Exercise> Extract exactly and only the lines from the one containing "Output a JSON" through the end of the entries below. Pictures should not appear in the copy.

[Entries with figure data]
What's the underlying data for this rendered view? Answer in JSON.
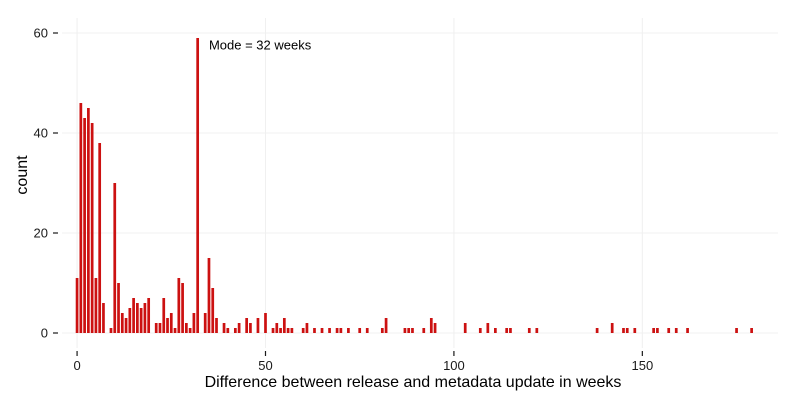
{
  "chart_data": {
    "type": "bar",
    "xlabel": "Difference between release and metadata update in weeks",
    "ylabel": "count",
    "xlim": [
      -4,
      186
    ],
    "ylim": [
      -3,
      63
    ],
    "x_ticks": [
      0,
      50,
      100,
      150
    ],
    "y_ticks": [
      0,
      20,
      40,
      60
    ],
    "x_tick_labels": [
      "0",
      "50",
      "100",
      "150"
    ],
    "y_tick_labels": [
      "0",
      "20",
      "40",
      "60"
    ],
    "grid": true,
    "bar_color": "#cc1111",
    "annotation": {
      "text": "Mode = 32 weeks",
      "x": 35,
      "y": 57.5
    },
    "bins": [
      {
        "x": 0,
        "count": 11
      },
      {
        "x": 1,
        "count": 46
      },
      {
        "x": 2,
        "count": 43
      },
      {
        "x": 3,
        "count": 45
      },
      {
        "x": 4,
        "count": 42
      },
      {
        "x": 5,
        "count": 11
      },
      {
        "x": 6,
        "count": 38
      },
      {
        "x": 7,
        "count": 6
      },
      {
        "x": 9,
        "count": 1
      },
      {
        "x": 10,
        "count": 30
      },
      {
        "x": 11,
        "count": 10
      },
      {
        "x": 12,
        "count": 4
      },
      {
        "x": 13,
        "count": 3
      },
      {
        "x": 14,
        "count": 5
      },
      {
        "x": 15,
        "count": 7
      },
      {
        "x": 16,
        "count": 6
      },
      {
        "x": 17,
        "count": 5
      },
      {
        "x": 18,
        "count": 6
      },
      {
        "x": 19,
        "count": 7
      },
      {
        "x": 21,
        "count": 2
      },
      {
        "x": 22,
        "count": 2
      },
      {
        "x": 23,
        "count": 7
      },
      {
        "x": 24,
        "count": 3
      },
      {
        "x": 25,
        "count": 4
      },
      {
        "x": 26,
        "count": 1
      },
      {
        "x": 27,
        "count": 11
      },
      {
        "x": 28,
        "count": 10
      },
      {
        "x": 29,
        "count": 2
      },
      {
        "x": 30,
        "count": 1
      },
      {
        "x": 31,
        "count": 4
      },
      {
        "x": 32,
        "count": 59
      },
      {
        "x": 34,
        "count": 4
      },
      {
        "x": 35,
        "count": 15
      },
      {
        "x": 36,
        "count": 9
      },
      {
        "x": 37,
        "count": 3
      },
      {
        "x": 39,
        "count": 2
      },
      {
        "x": 40,
        "count": 1
      },
      {
        "x": 42,
        "count": 1
      },
      {
        "x": 43,
        "count": 2
      },
      {
        "x": 45,
        "count": 3
      },
      {
        "x": 46,
        "count": 2
      },
      {
        "x": 48,
        "count": 3
      },
      {
        "x": 50,
        "count": 4
      },
      {
        "x": 52,
        "count": 1
      },
      {
        "x": 53,
        "count": 2
      },
      {
        "x": 54,
        "count": 1
      },
      {
        "x": 55,
        "count": 3
      },
      {
        "x": 56,
        "count": 1
      },
      {
        "x": 57,
        "count": 1
      },
      {
        "x": 60,
        "count": 1
      },
      {
        "x": 61,
        "count": 2
      },
      {
        "x": 63,
        "count": 1
      },
      {
        "x": 65,
        "count": 1
      },
      {
        "x": 67,
        "count": 1
      },
      {
        "x": 69,
        "count": 1
      },
      {
        "x": 70,
        "count": 1
      },
      {
        "x": 72,
        "count": 1
      },
      {
        "x": 75,
        "count": 1
      },
      {
        "x": 77,
        "count": 1
      },
      {
        "x": 81,
        "count": 1
      },
      {
        "x": 82,
        "count": 3
      },
      {
        "x": 87,
        "count": 1
      },
      {
        "x": 88,
        "count": 1
      },
      {
        "x": 89,
        "count": 1
      },
      {
        "x": 92,
        "count": 1
      },
      {
        "x": 94,
        "count": 3
      },
      {
        "x": 95,
        "count": 2
      },
      {
        "x": 103,
        "count": 2
      },
      {
        "x": 107,
        "count": 1
      },
      {
        "x": 109,
        "count": 2
      },
      {
        "x": 111,
        "count": 1
      },
      {
        "x": 114,
        "count": 1
      },
      {
        "x": 115,
        "count": 1
      },
      {
        "x": 120,
        "count": 1
      },
      {
        "x": 122,
        "count": 1
      },
      {
        "x": 138,
        "count": 1
      },
      {
        "x": 142,
        "count": 2
      },
      {
        "x": 145,
        "count": 1
      },
      {
        "x": 146,
        "count": 1
      },
      {
        "x": 148,
        "count": 1
      },
      {
        "x": 153,
        "count": 1
      },
      {
        "x": 154,
        "count": 1
      },
      {
        "x": 157,
        "count": 1
      },
      {
        "x": 159,
        "count": 1
      },
      {
        "x": 162,
        "count": 1
      },
      {
        "x": 175,
        "count": 1
      },
      {
        "x": 179,
        "count": 1
      }
    ]
  }
}
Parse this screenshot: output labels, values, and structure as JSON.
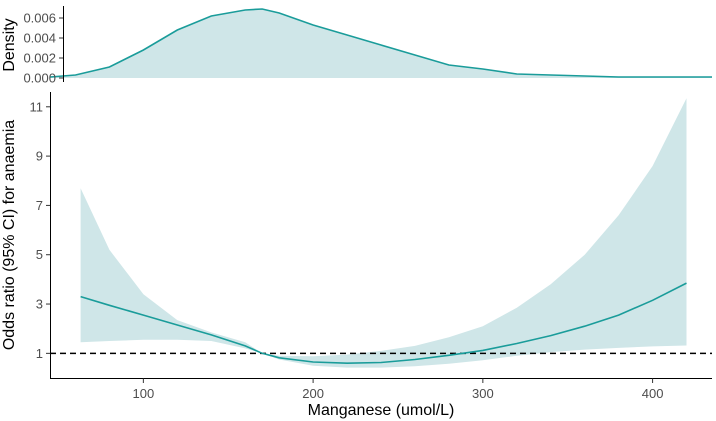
{
  "colors": {
    "curve": "#1a9c9a",
    "band": "#cfe6e8",
    "density_fill": "#cfe6e8",
    "reference": "#000000"
  },
  "chart_data": [
    {
      "type": "area",
      "name": "density",
      "ylabel": "Density",
      "xlim": [
        45,
        435
      ],
      "ylim": [
        0,
        0.0072
      ],
      "yticks": [
        0.0,
        0.002,
        0.004,
        0.006
      ],
      "ytick_labels": [
        "0.000",
        "0.002",
        "0.004",
        "0.006"
      ],
      "x": [
        45,
        60,
        80,
        100,
        120,
        140,
        160,
        170,
        180,
        200,
        220,
        240,
        260,
        280,
        300,
        320,
        340,
        360,
        380,
        400,
        420,
        435
      ],
      "y": [
        0.0001,
        0.0003,
        0.0011,
        0.0028,
        0.0048,
        0.0062,
        0.0068,
        0.0069,
        0.0065,
        0.0053,
        0.0043,
        0.0033,
        0.0023,
        0.0013,
        0.0009,
        0.0004,
        0.0003,
        0.0002,
        0.0001,
        0.0001,
        0.0001,
        0.0001
      ]
    },
    {
      "type": "line",
      "name": "odds-ratio",
      "xlabel": "Manganese (umol/L)",
      "ylabel": "Odds ratio (95% CI) for anaemia",
      "xlim": [
        45,
        435
      ],
      "ylim": [
        0,
        11.6
      ],
      "xticks": [
        100,
        200,
        300,
        400
      ],
      "xtick_labels": [
        "100",
        "200",
        "300",
        "400"
      ],
      "yticks": [
        1,
        3,
        5,
        7,
        9,
        11
      ],
      "ytick_labels": [
        "1",
        "3",
        "5",
        "7",
        "9",
        "11"
      ],
      "reference_line": 1,
      "x": [
        63,
        80,
        100,
        120,
        140,
        160,
        170,
        180,
        200,
        220,
        240,
        260,
        280,
        300,
        320,
        340,
        360,
        380,
        400,
        420
      ],
      "or": [
        3.3,
        2.95,
        2.55,
        2.15,
        1.75,
        1.3,
        1.0,
        0.82,
        0.65,
        0.6,
        0.63,
        0.75,
        0.92,
        1.12,
        1.4,
        1.72,
        2.1,
        2.55,
        3.15,
        3.85
      ],
      "lower": [
        1.45,
        1.5,
        1.55,
        1.55,
        1.5,
        1.2,
        1.0,
        0.75,
        0.5,
        0.42,
        0.42,
        0.48,
        0.58,
        0.72,
        0.9,
        1.05,
        1.15,
        1.22,
        1.28,
        1.32
      ],
      "upper": [
        7.7,
        5.2,
        3.4,
        2.35,
        1.85,
        1.45,
        1.0,
        0.9,
        0.88,
        0.95,
        1.1,
        1.3,
        1.65,
        2.1,
        2.85,
        3.8,
        5.0,
        6.6,
        8.6,
        11.35
      ]
    }
  ]
}
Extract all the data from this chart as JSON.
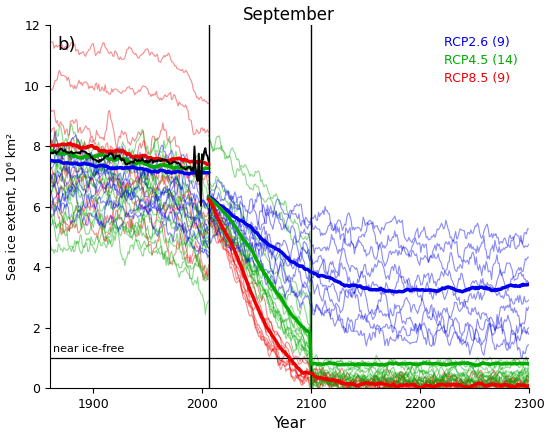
{
  "title": "September",
  "xlabel": "Year",
  "ylabel": "Sea ice extent, 10⁶ km²",
  "label_b": "b)",
  "xlim": [
    1860,
    2300
  ],
  "ylim": [
    0,
    12
  ],
  "yticks": [
    0,
    2,
    4,
    6,
    8,
    10,
    12
  ],
  "xticks": [
    1900,
    2000,
    2100,
    2200,
    2300
  ],
  "near_ice_free_level": 1.0,
  "near_ice_free_label": "near ice-free",
  "vline1": 2006,
  "vline2": 2100,
  "historical_start": 1860,
  "historical_end": 2006,
  "rcp_start": 2006,
  "rcp_end": 2300,
  "n_rcp26": 9,
  "n_rcp45": 14,
  "n_rcp85": 9,
  "color_rcp26": "#0000EE",
  "color_rcp45": "#00AA00",
  "color_rcp85": "#EE0000",
  "color_historical": "#000000",
  "background": "#FFFFFF",
  "legend_labels": [
    "RCP2.6 (9)",
    "RCP4.5 (14)",
    "RCP8.5 (9)"
  ],
  "legend_colors": [
    "#0000EE",
    "#00AA00",
    "#EE0000"
  ],
  "alpha_thin": 0.45,
  "lw_thin": 0.8,
  "lw_thick": 2.5
}
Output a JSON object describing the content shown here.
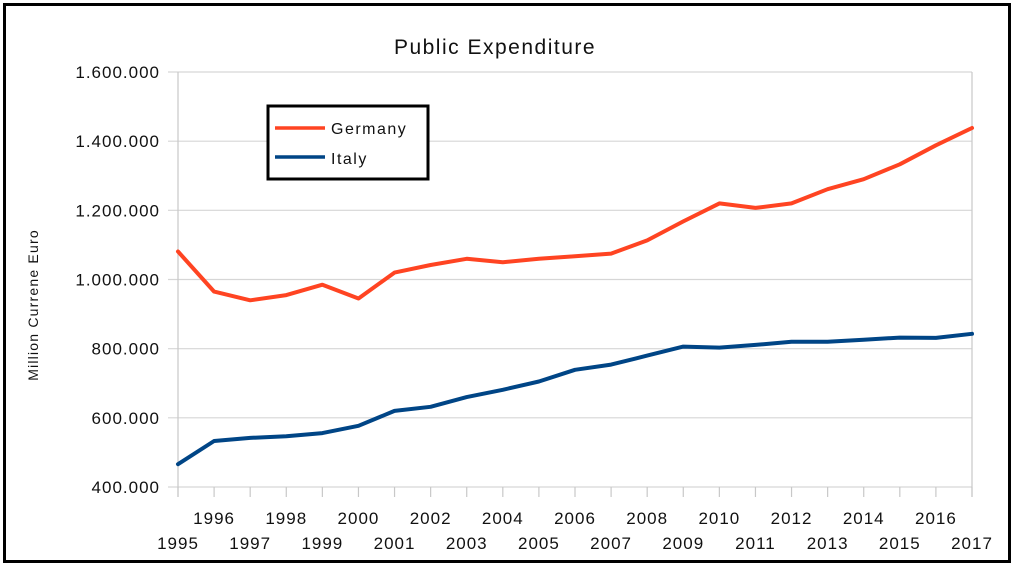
{
  "chart_data": {
    "type": "line",
    "title": "Public Expenditure",
    "xlabel": "",
    "ylabel": "Million Currene Euro",
    "ylim": [
      400000,
      1600000
    ],
    "yticks": [
      400000,
      600000,
      800000,
      1000000,
      1200000,
      1400000,
      1600000
    ],
    "ytick_labels": [
      "400.000",
      "600.000",
      "800.000",
      "1.000.000",
      "1.200.000",
      "1.400.000",
      "1.600.000"
    ],
    "x": [
      "1995",
      "1996",
      "1997",
      "1998",
      "1999",
      "2000",
      "2001",
      "2002",
      "2003",
      "2004",
      "2005",
      "2006",
      "2007",
      "2008",
      "2009",
      "2010",
      "2011",
      "2012",
      "2013",
      "2014",
      "2015",
      "2016",
      "2017"
    ],
    "grid": true,
    "legend_position": "top-left",
    "series": [
      {
        "name": "Germany",
        "color": "#ff4422",
        "values": [
          1081000,
          965000,
          940000,
          955000,
          985000,
          945000,
          1020000,
          1042000,
          1060000,
          1050000,
          1060000,
          1067000,
          1075000,
          1113000,
          1168000,
          1220000,
          1207000,
          1220000,
          1261000,
          1290000,
          1333000,
          1388000,
          1438000
        ]
      },
      {
        "name": "Italy",
        "color": "#004586",
        "values": [
          466000,
          533000,
          542000,
          547000,
          556000,
          577000,
          620000,
          632000,
          660000,
          681000,
          705000,
          739000,
          754000,
          780000,
          806000,
          803000,
          811000,
          820000,
          820000,
          826000,
          832000,
          831000,
          843000
        ]
      }
    ]
  }
}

The response>
Output a JSON object describing the content shown here.
{
  "chart_data": {
    "type": "line",
    "title": "Public Expenditure",
    "xlabel": "",
    "ylabel": "Million Currene Euro",
    "ylim": [
      400000,
      1600000
    ],
    "yticks": [
      400000,
      600000,
      800000,
      1000000,
      1200000,
      1400000,
      1600000
    ],
    "ytick_labels": [
      "400.000",
      "600.000",
      "800.000",
      "1.000.000",
      "1.200.000",
      "1.400.000",
      "1.600.000"
    ],
    "x": [
      "1995",
      "1996",
      "1997",
      "1998",
      "1999",
      "2000",
      "2001",
      "2002",
      "2003",
      "2004",
      "2005",
      "2006",
      "2007",
      "2008",
      "2009",
      "2010",
      "2011",
      "2012",
      "2013",
      "2014",
      "2015",
      "2016",
      "2017"
    ],
    "grid": true,
    "legend_position": "top-left",
    "series": [
      {
        "name": "Germany",
        "color": "#ff4422",
        "values": [
          1081000,
          965000,
          940000,
          955000,
          985000,
          945000,
          1020000,
          1042000,
          1060000,
          1050000,
          1060000,
          1067000,
          1075000,
          1113000,
          1168000,
          1220000,
          1207000,
          1220000,
          1261000,
          1290000,
          1333000,
          1388000,
          1438000
        ]
      },
      {
        "name": "Italy",
        "color": "#004586",
        "values": [
          466000,
          533000,
          542000,
          547000,
          556000,
          577000,
          620000,
          632000,
          660000,
          681000,
          705000,
          739000,
          754000,
          780000,
          806000,
          803000,
          811000,
          820000,
          820000,
          826000,
          832000,
          831000,
          843000
        ]
      }
    ]
  }
}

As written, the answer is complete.